TEXT BLOCK.
____________________

Williams also alleges disparate treatment of a similarly situated employee, which can supply a basis for an inference of race discrimination. Yang, 79 F.4th at 964. At the pleading stage, a plaintiff need “only show that the employees engage in the same or similar conduct but with disparate treatment.” Thompson v. Westmore Indus., No. 164024, 2017 WL 2841228, at *5 (D. Minn. June 14, 2017) (cleaned up) (citing Norman v. Union Pac. R.R. Co., 606 F.3d 455, 461 (8th Cir. 2010)); see also Wimbley v. Cashion, 588 F.3d 959, 962 (8th Cir. 2009). Williams meets this standard in his Amended Complaint.
Williams claims that while a white employee engaged in inappropriate physical contact with a student without a resulting investigation or termination, KIPP terminated Williams the day that he was charged with similar allegations. The white teacher, who was employed in a similar position as Williams at the same institution, engaged in inappropriate physical conduct with a student. Violence against a student and inappropriate physical conduct meet the pleading requirement of “same or similar conduct.” Thompson, 2017 WL 2841228, at *5. Further, Williams was terminated while the white employee was not. On these facts, Williams has pleaded that KIPP treated someone outside of Williams's protected class differently for similar conduct and has therefore sufficiently alleged disparate treatment.

____________________

INFORMATION SUPPLIED.
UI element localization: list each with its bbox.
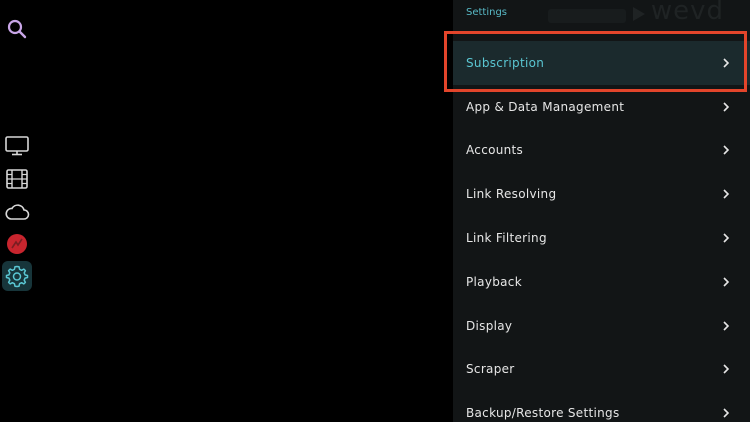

____________________

EXERCISE OBJECTIVE. Decide whether each statement agrees with the passage on Williams's disparate-treatment claim, answering yes or no and quoting the deciding words. (a) The white employee who had inappropriate physical contact with a student was investigated and then terminated. (b) The white teacher held a similar position to Williams's at the same institution. (c) KIPP terminated Williams on the same day he was charged.

REPLY.
(a) No: "without a resulting investigation or termination"
(b) Yes: "who was employed in a similar position as Williams at the same institution"
(c) Yes: "KIPP terminated Williams the day that he was charged with similar allegations"